**STATED PROBLEM:** Below are records to transcribe exactly, without their pictures.

Extracted data entries
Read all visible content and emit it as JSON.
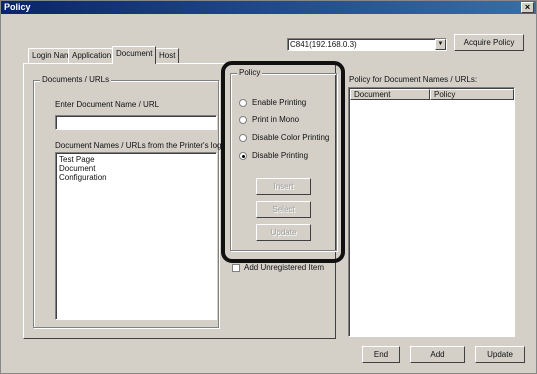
{
  "window": {
    "title": "Policy",
    "close_glyph": "×"
  },
  "tabs": [
    {
      "label": "Login Name"
    },
    {
      "label": "Application"
    },
    {
      "label": "Document"
    },
    {
      "label": "Host"
    }
  ],
  "printer_select": {
    "value": "C841(192.168.0.3)",
    "arrow": "▼"
  },
  "acquire_policy_button": "Acquire Policy",
  "documents_group": {
    "title": "Documents / URLs",
    "enter_label": "Enter Document Name / URL",
    "enter_value": "",
    "log_label": "Document Names / URLs from the Printer's log",
    "log_items": [
      "Test Page",
      "Document",
      "Configuration"
    ]
  },
  "policy_group": {
    "title": "Policy",
    "options": [
      {
        "label": "Enable Printing",
        "checked": false
      },
      {
        "label": "Print in Mono",
        "checked": false
      },
      {
        "label": "Disable Color Printing",
        "checked": false
      },
      {
        "label": "Disable Printing",
        "checked": true
      }
    ],
    "buttons": [
      "Insert",
      "Select",
      "Update"
    ]
  },
  "unregistered_checkbox": {
    "label": "Add Unregistered Item",
    "checked": false
  },
  "policy_list": {
    "title": "Policy for Document Names / URLs:",
    "columns": [
      "Document",
      "Policy"
    ]
  },
  "footer_buttons": {
    "end": "End",
    "add": "Add",
    "update": "Update"
  },
  "colors": {
    "dialog_bg": "#d4d0c8",
    "titlebar": "#0a246a",
    "highlight_border": "#111111"
  }
}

**RESULT:**
Read all visible content and emit it as JSON.
{
  "window": {
    "title": "Policy",
    "close_glyph": "×"
  },
  "tabs": [
    {
      "label": "Login Name"
    },
    {
      "label": "Application"
    },
    {
      "label": "Document"
    },
    {
      "label": "Host"
    }
  ],
  "printer_select": {
    "value": "C841(192.168.0.3)",
    "arrow": "▼"
  },
  "acquire_policy_button": "Acquire Policy",
  "documents_group": {
    "title": "Documents / URLs",
    "enter_label": "Enter Document Name / URL",
    "enter_value": "",
    "log_label": "Document Names / URLs from the Printer's log",
    "log_items": [
      "Test Page",
      "Document",
      "Configuration"
    ]
  },
  "policy_group": {
    "title": "Policy",
    "options": [
      {
        "label": "Enable Printing",
        "checked": false
      },
      {
        "label": "Print in Mono",
        "checked": false
      },
      {
        "label": "Disable Color Printing",
        "checked": false
      },
      {
        "label": "Disable Printing",
        "checked": true
      }
    ],
    "buttons": [
      "Insert",
      "Select",
      "Update"
    ]
  },
  "unregistered_checkbox": {
    "label": "Add Unregistered Item",
    "checked": false
  },
  "policy_list": {
    "title": "Policy for Document Names / URLs:",
    "columns": [
      "Document",
      "Policy"
    ]
  },
  "footer_buttons": {
    "end": "End",
    "add": "Add",
    "update": "Update"
  },
  "colors": {
    "dialog_bg": "#d4d0c8",
    "titlebar": "#0a246a",
    "highlight_border": "#111111"
  }
}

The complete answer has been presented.